## [Written problem]
Make an exact copy of the lines, leaving the pictures out.

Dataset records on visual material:
########################################
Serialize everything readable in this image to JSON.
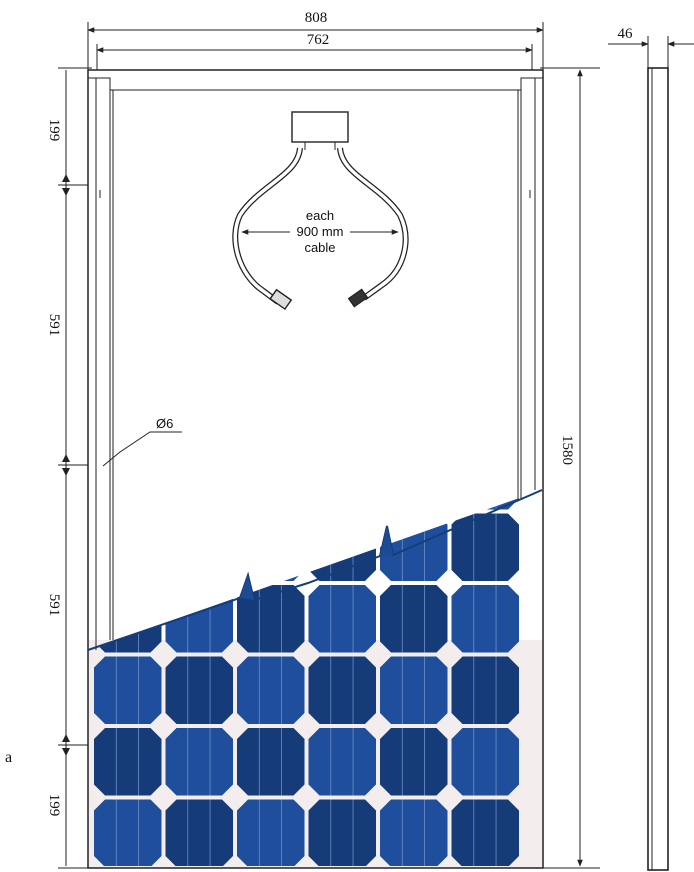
{
  "dimensions": {
    "overall_width": "808",
    "frame_inner_width": "762",
    "thickness": "46",
    "height": "1580",
    "segment_top": "199",
    "segment_upper": "591",
    "segment_lower": "591",
    "segment_bottom": "199"
  },
  "hole_label": "Ø6",
  "cable_note": {
    "line1": "each",
    "line2": "900 mm",
    "line3": "cable"
  },
  "stray_letter": "a",
  "colors": {
    "cell_blue": "#1f4f9c",
    "cell_dark": "#153b78",
    "frame": "#222222",
    "background_sheet": "#f3eded"
  },
  "icons": [
    "junction-box-icon",
    "connector-plug-icon",
    "solar-cell-grid-icon"
  ]
}
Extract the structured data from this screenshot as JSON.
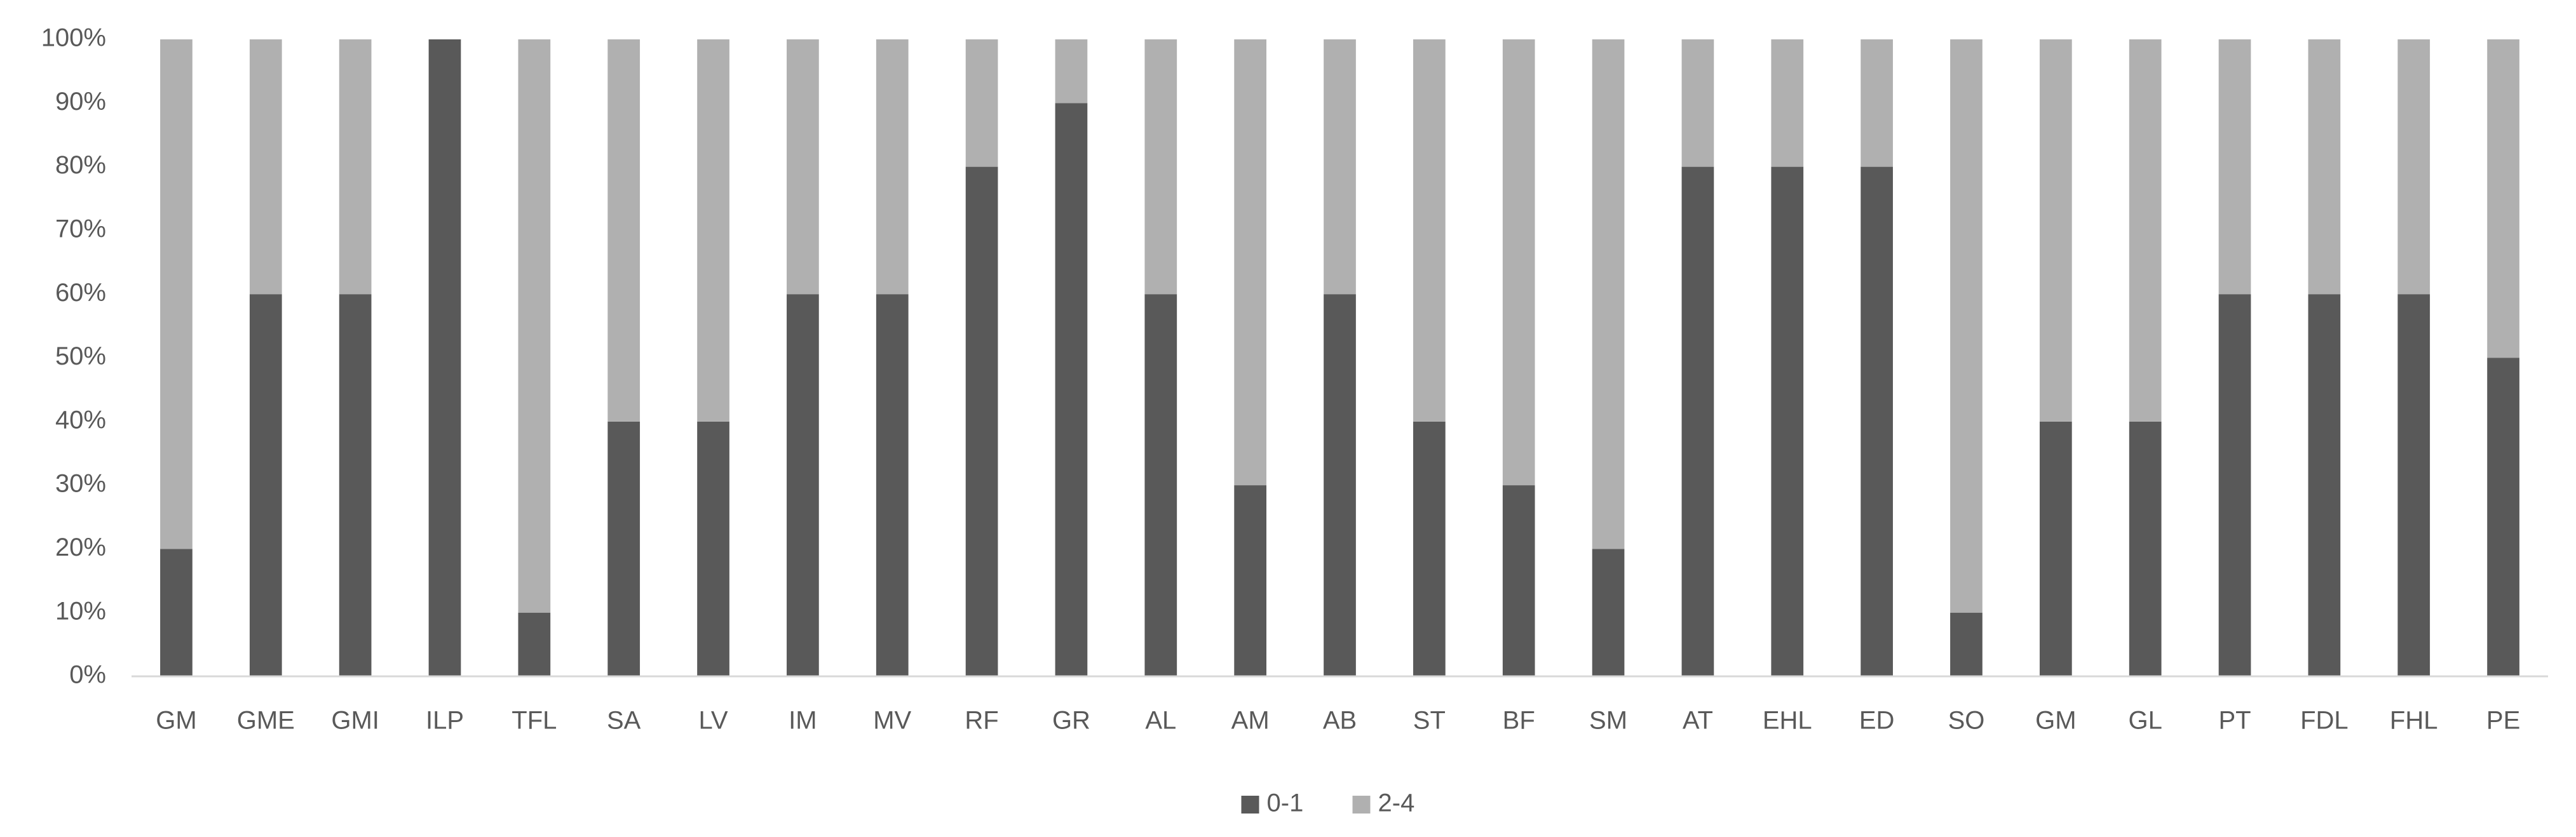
{
  "chart_data": {
    "type": "stacked_bar",
    "categories": [
      "GM",
      "GME",
      "GMI",
      "ILP",
      "TFL",
      "SA",
      "LV",
      "IM",
      "MV",
      "RF",
      "GR",
      "AL",
      "AM",
      "AB",
      "ST",
      "BF",
      "SM",
      "AT",
      "EHL",
      "ED",
      "SO",
      "GM",
      "GL",
      "PT",
      "FDL",
      "FHL",
      "PE"
    ],
    "series": [
      {
        "name": "0-1",
        "color": "#595959",
        "values": [
          20,
          60,
          60,
          100,
          10,
          40,
          40,
          60,
          60,
          80,
          90,
          60,
          30,
          60,
          40,
          30,
          20,
          80,
          80,
          80,
          10,
          40,
          40,
          60,
          60,
          60,
          50
        ]
      },
      {
        "name": "2-4",
        "color": "#b0b0b0",
        "values": [
          80,
          40,
          40,
          0,
          90,
          60,
          60,
          40,
          40,
          20,
          10,
          40,
          70,
          40,
          60,
          70,
          80,
          20,
          20,
          20,
          90,
          60,
          60,
          40,
          40,
          40,
          50
        ]
      }
    ],
    "ylim": [
      0,
      100
    ],
    "yticks": [
      {
        "value": 0,
        "label": "0%"
      },
      {
        "value": 10,
        "label": "10%"
      },
      {
        "value": 20,
        "label": "20%"
      },
      {
        "value": 30,
        "label": "30%"
      },
      {
        "value": 40,
        "label": "40%"
      },
      {
        "value": 50,
        "label": "50%"
      },
      {
        "value": 60,
        "label": "60%"
      },
      {
        "value": 70,
        "label": "70%"
      },
      {
        "value": 80,
        "label": "80%"
      },
      {
        "value": 90,
        "label": "90%"
      },
      {
        "value": 100,
        "label": "100%"
      }
    ],
    "grid": false,
    "legend": "bottom"
  }
}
########################################
## [Right answer]
Serialize everything readable in this image to JSON.
{
  "dimensions": {
    "overall_width": "808",
    "frame_inner_width": "762",
    "thickness": "46",
    "height": "1580",
    "segment_top": "199",
    "segment_upper": "591",
    "segment_lower": "591",
    "segment_bottom": "199"
  },
  "hole_label": "Ø6",
  "cable_note": {
    "line1": "each",
    "line2": "900 mm",
    "line3": "cable"
  },
  "stray_letter": "a",
  "colors": {
    "cell_blue": "#1f4f9c",
    "cell_dark": "#153b78",
    "frame": "#222222",
    "background_sheet": "#f3eded"
  },
  "icons": [
    "junction-box-icon",
    "connector-plug-icon",
    "solar-cell-grid-icon"
  ]
}
Extract the structured data from this screenshot as JSON.
{
  "chart_data": {
    "type": "stacked_bar",
    "categories": [
      "GM",
      "GME",
      "GMI",
      "ILP",
      "TFL",
      "SA",
      "LV",
      "IM",
      "MV",
      "RF",
      "GR",
      "AL",
      "AM",
      "AB",
      "ST",
      "BF",
      "SM",
      "AT",
      "EHL",
      "ED",
      "SO",
      "GM",
      "GL",
      "PT",
      "FDL",
      "FHL",
      "PE"
    ],
    "series": [
      {
        "name": "0-1",
        "color": "#595959",
        "values": [
          20,
          60,
          60,
          100,
          10,
          40,
          40,
          60,
          60,
          80,
          90,
          60,
          30,
          60,
          40,
          30,
          20,
          80,
          80,
          80,
          10,
          40,
          40,
          60,
          60,
          60,
          50
        ]
      },
      {
        "name": "2-4",
        "color": "#b0b0b0",
        "values": [
          80,
          40,
          40,
          0,
          90,
          60,
          60,
          40,
          40,
          20,
          10,
          40,
          70,
          40,
          60,
          70,
          80,
          20,
          20,
          20,
          90,
          60,
          60,
          40,
          40,
          40,
          50
        ]
      }
    ],
    "ylim": [
      0,
      100
    ],
    "yticks": [
      {
        "value": 0,
        "label": "0%"
      },
      {
        "value": 10,
        "label": "10%"
      },
      {
        "value": 20,
        "label": "20%"
      },
      {
        "value": 30,
        "label": "30%"
      },
      {
        "value": 40,
        "label": "40%"
      },
      {
        "value": 50,
        "label": "50%"
      },
      {
        "value": 60,
        "label": "60%"
      },
      {
        "value": 70,
        "label": "70%"
      },
      {
        "value": 80,
        "label": "80%"
      },
      {
        "value": 90,
        "label": "90%"
      },
      {
        "value": 100,
        "label": "100%"
      }
    ],
    "grid": false,
    "legend": "bottom"
  }
}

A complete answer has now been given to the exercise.